» **EXERCISE DESCRIPTION**:
Your task is to repeat the entries underneath exactly, minus the pictures.

--- START TASK MATERIAL ---

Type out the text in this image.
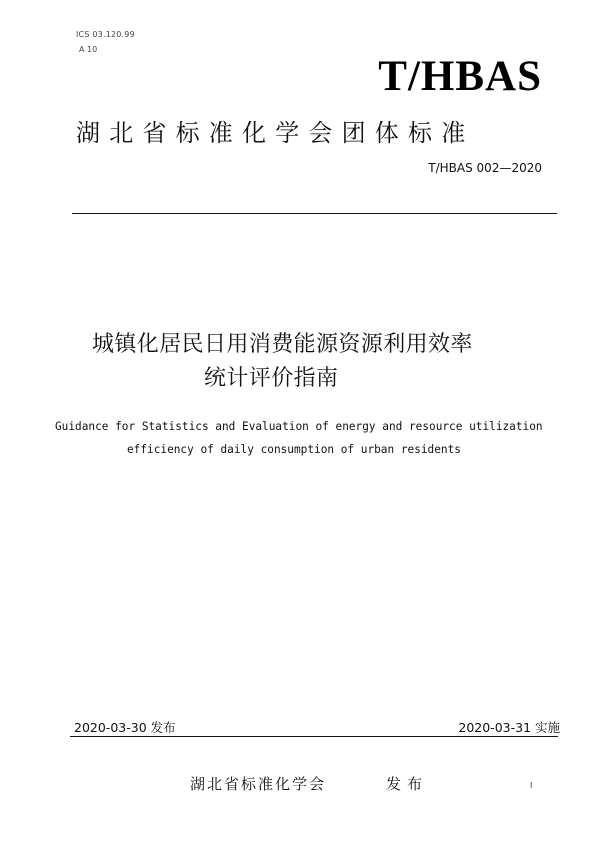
ICS 03.120.99
A 10
T/HBAS
湖北省标准化学会团体标准
T/HBAS 002—2020
城镇化居民日用消费能源资源利用效率
统计评价指南
Guidance for Statistics and Evaluation of energy and resource utilization
efficiency of daily consumption of urban residents
2020-03-30 发布	2020-03-31 实施
湖北省标准化学会	发布	I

--- END TASK MATERIAL ---

» **TASK RESULT**:
Type out the text in this image.
ICS 03.120.99
A 10
T/HBAS
湖北省标准化学会团体标准
T/HBAS 002—2020
城镇化居民日用消费能源资源利用效率
统计评价指南
Guidance for Statistics and Evaluation of energy and resource utilization
efficiency of daily consumption of urban residents
2020-03-30 发布	2020-03-31 实施
湖北省标准化学会	发布	I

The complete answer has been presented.